» **SOURCE DATA**:
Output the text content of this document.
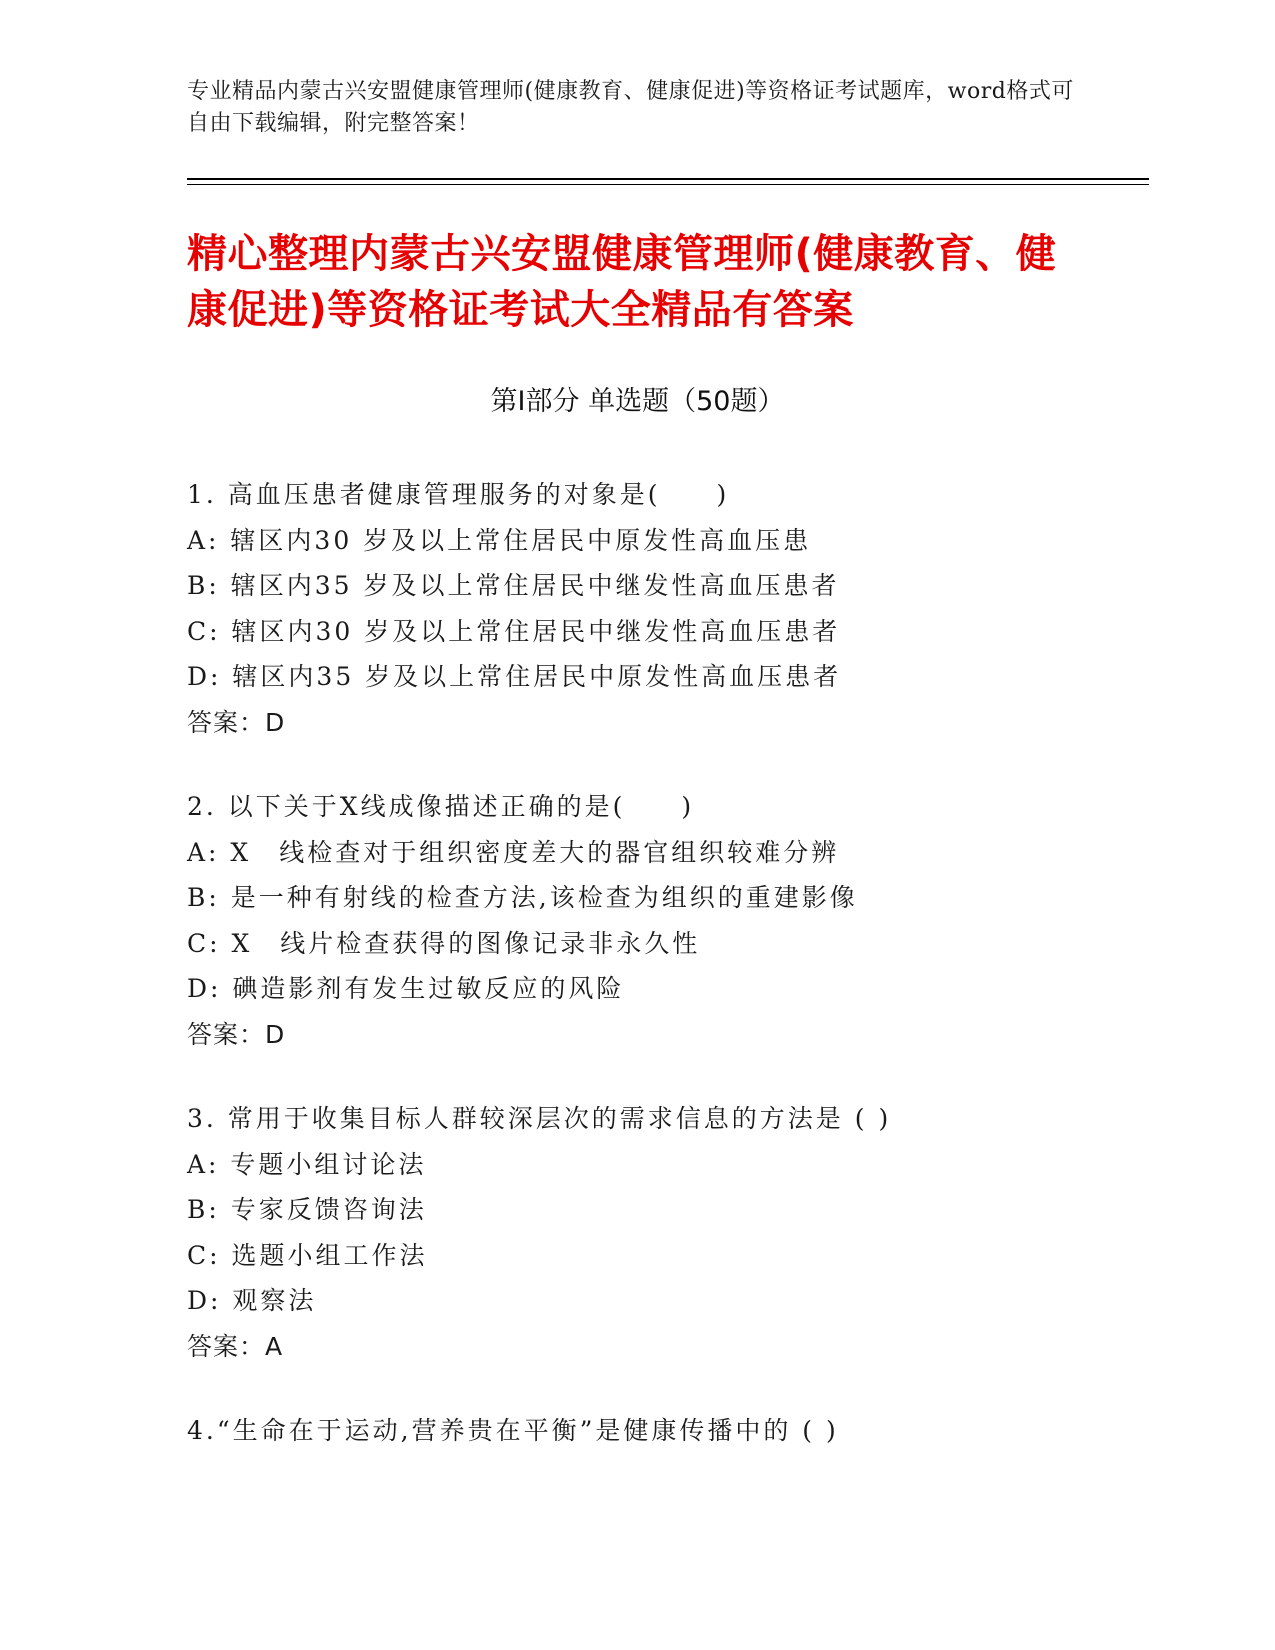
专业精品内蒙古兴安盟健康管理师(健康教育、健康促进)等资格证考试题库，word格式可自由下载编辑，附完整答案！
精心整理内蒙古兴安盟健康管理师(健康教育、健康促进)等资格证考试大全精品有答案
第Ⅰ部分 单选题（50题）
1. 高血压患者健康管理服务的对象是(　　)
A: 辖区内30 岁及以上常住居民中原发性高血压患
B: 辖区内35 岁及以上常住居民中继发性高血压患者
C: 辖区内30 岁及以上常住居民中继发性高血压患者
D: 辖区内35 岁及以上常住居民中原发性高血压患者
答案：D
2. 以下关于X线成像描述正确的是(　　)
A: X　线检查对于组织密度差大的器官组织较难分辨
B: 是一种有射线的检查方法,该检查为组织的重建影像
C: X　线片检查获得的图像记录非永久性
D: 碘造影剂有发生过敏反应的风险
答案：D
3. 常用于收集目标人群较深层次的需求信息的方法是 ( )
A: 专题小组讨论法
B: 专家反馈咨询法
C: 选题小组工作法
D: 观察法
答案：A
4.“生命在于运动,营养贵在平衡”是健康传播中的 ( )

» **PROBLEM STATEMENT**: Print the entries above exactly, taking out only the pictures.

» **SOLUTION**:
Output the text content of this document.
专业精品内蒙古兴安盟健康管理师(健康教育、健康促进)等资格证考试题库，word格式可自由下载编辑，附完整答案！
精心整理内蒙古兴安盟健康管理师(健康教育、健康促进)等资格证考试大全精品有答案
第Ⅰ部分 单选题（50题）
1. 高血压患者健康管理服务的对象是(　　)
A: 辖区内30 岁及以上常住居民中原发性高血压患
B: 辖区内35 岁及以上常住居民中继发性高血压患者
C: 辖区内30 岁及以上常住居民中继发性高血压患者
D: 辖区内35 岁及以上常住居民中原发性高血压患者
答案：D
2. 以下关于X线成像描述正确的是(　　)
A: X　线检查对于组织密度差大的器官组织较难分辨
B: 是一种有射线的检查方法,该检查为组织的重建影像
C: X　线片检查获得的图像记录非永久性
D: 碘造影剂有发生过敏反应的风险
答案：D
3. 常用于收集目标人群较深层次的需求信息的方法是 ( )
A: 专题小组讨论法
B: 专家反馈咨询法
C: 选题小组工作法
D: 观察法
答案：A
4.“生命在于运动,营养贵在平衡”是健康传播中的 ( )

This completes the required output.